• [ROWS]
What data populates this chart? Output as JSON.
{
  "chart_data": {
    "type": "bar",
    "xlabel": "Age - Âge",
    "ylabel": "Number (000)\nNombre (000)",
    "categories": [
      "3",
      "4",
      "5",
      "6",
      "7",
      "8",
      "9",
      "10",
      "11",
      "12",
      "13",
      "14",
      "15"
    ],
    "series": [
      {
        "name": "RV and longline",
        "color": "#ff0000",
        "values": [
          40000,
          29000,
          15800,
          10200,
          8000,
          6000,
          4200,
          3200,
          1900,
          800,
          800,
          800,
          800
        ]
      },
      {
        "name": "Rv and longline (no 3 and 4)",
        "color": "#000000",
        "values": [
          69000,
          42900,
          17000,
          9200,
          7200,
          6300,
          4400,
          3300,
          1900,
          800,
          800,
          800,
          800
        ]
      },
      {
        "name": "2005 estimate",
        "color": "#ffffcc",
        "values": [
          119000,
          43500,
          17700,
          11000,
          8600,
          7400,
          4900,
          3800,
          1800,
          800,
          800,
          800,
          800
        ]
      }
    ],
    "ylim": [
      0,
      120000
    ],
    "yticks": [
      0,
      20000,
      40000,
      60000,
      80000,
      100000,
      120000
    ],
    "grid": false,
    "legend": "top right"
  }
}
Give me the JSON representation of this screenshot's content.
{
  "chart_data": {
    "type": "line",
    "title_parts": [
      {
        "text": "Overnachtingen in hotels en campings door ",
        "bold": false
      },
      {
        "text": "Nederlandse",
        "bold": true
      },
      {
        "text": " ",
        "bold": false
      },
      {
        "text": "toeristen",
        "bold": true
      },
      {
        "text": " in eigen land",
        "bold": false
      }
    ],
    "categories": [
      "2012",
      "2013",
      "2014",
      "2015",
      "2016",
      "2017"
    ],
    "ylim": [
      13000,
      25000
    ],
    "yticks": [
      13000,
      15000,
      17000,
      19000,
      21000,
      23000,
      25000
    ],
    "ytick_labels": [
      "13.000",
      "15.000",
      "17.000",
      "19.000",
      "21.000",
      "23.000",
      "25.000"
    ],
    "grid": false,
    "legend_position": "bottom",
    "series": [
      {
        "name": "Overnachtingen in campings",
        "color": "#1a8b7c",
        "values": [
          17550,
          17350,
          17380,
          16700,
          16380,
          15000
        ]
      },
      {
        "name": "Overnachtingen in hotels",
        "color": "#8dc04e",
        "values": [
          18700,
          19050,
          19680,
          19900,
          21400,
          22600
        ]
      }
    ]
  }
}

• [TASK STATEMENT]
Transcribe all entries exactly as they are given.

• [CORRECT OUTPUT]
What data populates this chart? Output as JSON.
{
  "chart_data": {
    "type": "bar",
    "xlabel": "Age - Âge",
    "ylabel": "Number (000)\nNombre (000)",
    "categories": [
      "3",
      "4",
      "5",
      "6",
      "7",
      "8",
      "9",
      "10",
      "11",
      "12",
      "13",
      "14",
      "15"
    ],
    "series": [
      {
        "name": "RV and longline",
        "color": "#ff0000",
        "values": [
          40000,
          29000,
          15800,
          10200,
          8000,
          6000,
          4200,
          3200,
          1900,
          800,
          800,
          800,
          800
        ]
      },
      {
        "name": "Rv and longline (no 3 and 4)",
        "color": "#000000",
        "values": [
          69000,
          42900,
          17000,
          9200,
          7200,
          6300,
          4400,
          3300,
          1900,
          800,
          800,
          800,
          800
        ]
      },
      {
        "name": "2005 estimate",
        "color": "#ffffcc",
        "values": [
          119000,
          43500,
          17700,
          11000,
          8600,
          7400,
          4900,
          3800,
          1800,
          800,
          800,
          800,
          800
        ]
      }
    ],
    "ylim": [
      0,
      120000
    ],
    "yticks": [
      0,
      20000,
      40000,
      60000,
      80000,
      100000,
      120000
    ],
    "grid": false,
    "legend": "top right"
  }
}
Give me the JSON representation of this screenshot's content.
{
  "chart_data": {
    "type": "line",
    "title_parts": [
      {
        "text": "Overnachtingen in hotels en campings door ",
        "bold": false
      },
      {
        "text": "Nederlandse",
        "bold": true
      },
      {
        "text": " ",
        "bold": false
      },
      {
        "text": "toeristen",
        "bold": true
      },
      {
        "text": " in eigen land",
        "bold": false
      }
    ],
    "categories": [
      "2012",
      "2013",
      "2014",
      "2015",
      "2016",
      "2017"
    ],
    "ylim": [
      13000,
      25000
    ],
    "yticks": [
      13000,
      15000,
      17000,
      19000,
      21000,
      23000,
      25000
    ],
    "ytick_labels": [
      "13.000",
      "15.000",
      "17.000",
      "19.000",
      "21.000",
      "23.000",
      "25.000"
    ],
    "grid": false,
    "legend_position": "bottom",
    "series": [
      {
        "name": "Overnachtingen in campings",
        "color": "#1a8b7c",
        "values": [
          17550,
          17350,
          17380,
          16700,
          16380,
          15000
        ]
      },
      {
        "name": "Overnachtingen in hotels",
        "color": "#8dc04e",
        "values": [
          18700,
          19050,
          19680,
          19900,
          21400,
          22600
        ]
      }
    ]
  }
}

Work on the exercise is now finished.